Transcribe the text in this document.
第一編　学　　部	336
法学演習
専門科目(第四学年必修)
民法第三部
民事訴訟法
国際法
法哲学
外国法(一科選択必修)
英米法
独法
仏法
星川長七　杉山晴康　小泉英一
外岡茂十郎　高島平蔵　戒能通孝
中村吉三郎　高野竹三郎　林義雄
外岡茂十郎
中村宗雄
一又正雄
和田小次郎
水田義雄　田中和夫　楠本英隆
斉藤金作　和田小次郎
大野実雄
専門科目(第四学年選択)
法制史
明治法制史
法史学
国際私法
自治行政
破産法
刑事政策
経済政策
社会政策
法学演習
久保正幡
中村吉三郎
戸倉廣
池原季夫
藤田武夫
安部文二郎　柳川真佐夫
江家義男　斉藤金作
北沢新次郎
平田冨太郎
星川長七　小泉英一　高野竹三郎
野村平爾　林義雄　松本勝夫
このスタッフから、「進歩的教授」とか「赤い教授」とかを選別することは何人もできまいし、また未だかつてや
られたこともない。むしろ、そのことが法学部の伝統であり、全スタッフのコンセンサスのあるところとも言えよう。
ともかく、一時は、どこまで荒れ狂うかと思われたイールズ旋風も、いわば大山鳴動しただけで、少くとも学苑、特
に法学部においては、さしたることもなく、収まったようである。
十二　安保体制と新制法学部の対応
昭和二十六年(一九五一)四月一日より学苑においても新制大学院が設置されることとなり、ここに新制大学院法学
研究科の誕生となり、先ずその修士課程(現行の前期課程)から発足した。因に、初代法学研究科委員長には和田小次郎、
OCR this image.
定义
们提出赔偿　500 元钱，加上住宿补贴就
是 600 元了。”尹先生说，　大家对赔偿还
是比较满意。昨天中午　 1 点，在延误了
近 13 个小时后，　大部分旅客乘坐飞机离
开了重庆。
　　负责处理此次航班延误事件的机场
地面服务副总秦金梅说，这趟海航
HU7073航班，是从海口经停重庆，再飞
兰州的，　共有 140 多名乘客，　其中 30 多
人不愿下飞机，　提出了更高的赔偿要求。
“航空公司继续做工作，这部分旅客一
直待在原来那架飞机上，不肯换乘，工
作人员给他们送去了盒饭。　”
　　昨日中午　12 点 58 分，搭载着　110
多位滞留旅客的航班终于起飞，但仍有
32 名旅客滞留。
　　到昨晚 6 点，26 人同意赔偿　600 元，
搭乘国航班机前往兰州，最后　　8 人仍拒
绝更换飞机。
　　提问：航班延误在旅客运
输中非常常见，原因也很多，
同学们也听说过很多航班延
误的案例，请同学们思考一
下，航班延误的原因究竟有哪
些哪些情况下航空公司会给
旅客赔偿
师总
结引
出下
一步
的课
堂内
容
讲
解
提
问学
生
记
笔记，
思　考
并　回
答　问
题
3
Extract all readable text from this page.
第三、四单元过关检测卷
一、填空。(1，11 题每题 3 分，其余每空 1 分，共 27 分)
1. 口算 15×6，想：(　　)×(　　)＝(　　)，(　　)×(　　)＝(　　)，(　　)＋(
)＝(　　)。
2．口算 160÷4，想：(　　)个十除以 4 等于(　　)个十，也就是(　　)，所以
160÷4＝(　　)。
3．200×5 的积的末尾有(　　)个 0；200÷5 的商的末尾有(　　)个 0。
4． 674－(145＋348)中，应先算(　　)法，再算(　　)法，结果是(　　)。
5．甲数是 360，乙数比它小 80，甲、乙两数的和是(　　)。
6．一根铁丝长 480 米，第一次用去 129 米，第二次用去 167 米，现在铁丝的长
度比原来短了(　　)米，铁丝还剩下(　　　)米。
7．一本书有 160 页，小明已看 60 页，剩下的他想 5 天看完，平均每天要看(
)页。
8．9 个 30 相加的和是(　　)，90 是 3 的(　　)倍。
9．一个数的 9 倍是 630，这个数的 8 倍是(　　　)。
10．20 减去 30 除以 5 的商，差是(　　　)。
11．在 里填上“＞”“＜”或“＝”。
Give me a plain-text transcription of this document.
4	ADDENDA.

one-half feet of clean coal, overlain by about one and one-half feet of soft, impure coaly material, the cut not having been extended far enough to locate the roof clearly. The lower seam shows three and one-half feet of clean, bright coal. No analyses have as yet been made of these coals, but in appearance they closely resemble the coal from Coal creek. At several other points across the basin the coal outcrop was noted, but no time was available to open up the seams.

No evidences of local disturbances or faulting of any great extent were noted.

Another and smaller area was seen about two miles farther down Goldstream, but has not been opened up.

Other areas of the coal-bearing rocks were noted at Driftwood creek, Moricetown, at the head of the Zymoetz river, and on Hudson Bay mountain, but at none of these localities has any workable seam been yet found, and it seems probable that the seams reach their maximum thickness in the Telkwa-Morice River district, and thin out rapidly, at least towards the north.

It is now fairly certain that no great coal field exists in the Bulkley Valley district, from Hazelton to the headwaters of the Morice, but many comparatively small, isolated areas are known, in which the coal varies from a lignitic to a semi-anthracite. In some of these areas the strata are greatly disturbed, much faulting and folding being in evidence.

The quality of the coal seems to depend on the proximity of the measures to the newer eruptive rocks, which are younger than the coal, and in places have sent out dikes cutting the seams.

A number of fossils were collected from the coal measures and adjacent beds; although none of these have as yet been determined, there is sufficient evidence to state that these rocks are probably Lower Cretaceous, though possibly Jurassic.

- [WHAT YOU NEED TO DO]
Repeat the lines above exactly.

- [TASK SOLUTION]
Transcribe the text in this document.
第一編　学　　部	336
法学演習
専門科目(第四学年必修)
民法第三部
民事訴訟法
国際法
法哲学
外国法(一科選択必修)
英米法
独法
仏法
星川長七　杉山晴康　小泉英一
外岡茂十郎　高島平蔵　戒能通孝
中村吉三郎　高野竹三郎　林義雄
外岡茂十郎
中村宗雄
一又正雄
和田小次郎
水田義雄　田中和夫　楠本英隆
斉藤金作　和田小次郎
大野実雄
専門科目(第四学年選択)
法制史
明治法制史
法史学
国際私法
自治行政
破産法
刑事政策
経済政策
社会政策
法学演習
久保正幡
中村吉三郎
戸倉廣
池原季夫
藤田武夫
安部文二郎　柳川真佐夫
江家義男　斉藤金作
北沢新次郎
平田冨太郎
星川長七　小泉英一　高野竹三郎
野村平爾　林義雄　松本勝夫
このスタッフから、「進歩的教授」とか「赤い教授」とかを選別することは何人もできまいし、また未だかつてや
られたこともない。むしろ、そのことが法学部の伝統であり、全スタッフのコンセンサスのあるところとも言えよう。
ともかく、一時は、どこまで荒れ狂うかと思われたイールズ旋風も、いわば大山鳴動しただけで、少くとも学苑、特
に法学部においては、さしたることもなく、収まったようである。
十二　安保体制と新制法学部の対応
昭和二十六年(一九五一)四月一日より学苑においても新制大学院が設置されることとなり、ここに新制大学院法学
研究科の誕生となり、先ずその修士課程(現行の前期課程)から発足した。因に、初代法学研究科委員長には和田小次郎、
OCR this image.
定义
们提出赔偿　500 元钱，加上住宿补贴就
是 600 元了。”尹先生说，　大家对赔偿还
是比较满意。昨天中午　 1 点，在延误了
近 13 个小时后，　大部分旅客乘坐飞机离
开了重庆。
　　负责处理此次航班延误事件的机场
地面服务副总秦金梅说，这趟海航
HU7073航班，是从海口经停重庆，再飞
兰州的，　共有 140 多名乘客，　其中 30 多
人不愿下飞机，　提出了更高的赔偿要求。
“航空公司继续做工作，这部分旅客一
直待在原来那架飞机上，不肯换乘，工
作人员给他们送去了盒饭。　”
　　昨日中午　12 点 58 分，搭载着　110
多位滞留旅客的航班终于起飞，但仍有
32 名旅客滞留。
　　到昨晚 6 点，26 人同意赔偿　600 元，
搭乘国航班机前往兰州，最后　　8 人仍拒
绝更换飞机。
　　提问：航班延误在旅客运
输中非常常见，原因也很多，
同学们也听说过很多航班延
误的案例，请同学们思考一
下，航班延误的原因究竟有哪
些哪些情况下航空公司会给
旅客赔偿
师总
结引
出下
一步
的课
堂内
容
讲
解
提
问学
生
记
笔记，
思　考
并　回
答　问
题
3
Extract all readable text from this page.
第三、四单元过关检测卷
一、填空。(1，11 题每题 3 分，其余每空 1 分，共 27 分)
1. 口算 15×6，想：(　　)×(　　)＝(　　)，(　　)×(　　)＝(　　)，(　　)＋(
)＝(　　)。
2．口算 160÷4，想：(　　)个十除以 4 等于(　　)个十，也就是(　　)，所以
160÷4＝(　　)。
3．200×5 的积的末尾有(　　)个 0；200÷5 的商的末尾有(　　)个 0。
4． 674－(145＋348)中，应先算(　　)法，再算(　　)法，结果是(　　)。
5．甲数是 360，乙数比它小 80，甲、乙两数的和是(　　)。
6．一根铁丝长 480 米，第一次用去 129 米，第二次用去 167 米，现在铁丝的长
度比原来短了(　　)米，铁丝还剩下(　　　)米。
7．一本书有 160 页，小明已看 60 页，剩下的他想 5 天看完，平均每天要看(
)页。
8．9 个 30 相加的和是(　　)，90 是 3 的(　　)倍。
9．一个数的 9 倍是 630，这个数的 8 倍是(　　　)。
10．20 减去 30 除以 5 的商，差是(　　　)。
11．在 里填上“＞”“＜”或“＝”。
Give me a plain-text transcription of this document.
4	ADDENDA.

one-half feet of clean coal, overlain by about one and one-half feet of soft, impure coaly material, the cut not having been extended far enough to locate the roof clearly. The lower seam shows three and one-half feet of clean, bright coal. No analyses have as yet been made of these coals, but in appearance they closely resemble the coal from Coal creek. At several other points across the basin the coal outcrop was noted, but no time was available to open up the seams.

No evidences of local disturbances or faulting of any great extent were noted.

Another and smaller area was seen about two miles farther down Goldstream, but has not been opened up.

Other areas of the coal-bearing rocks were noted at Driftwood creek, Moricetown, at the head of the Zymoetz river, and on Hudson Bay mountain, but at none of these localities has any workable seam been yet found, and it seems probable that the seams reach their maximum thickness in the Telkwa-Morice River district, and thin out rapidly, at least towards the north.

It is now fairly certain that no great coal field exists in the Bulkley Valley district, from Hazelton to the headwaters of the Morice, but many comparatively small, isolated areas are known, in which the coal varies from a lignitic to a semi-anthracite. In some of these areas the strata are greatly disturbed, much faulting and folding being in evidence.

The quality of the coal seems to depend on the proximity of the measures to the newer eruptive rocks, which are younger than the coal, and in places have sent out dikes cutting the seams.

A number of fossils were collected from the coal measures and adjacent beds; although none of these have as yet been determined, there is sufficient evidence to state that these rocks are probably Lower Cretaceous, though possibly Jurassic.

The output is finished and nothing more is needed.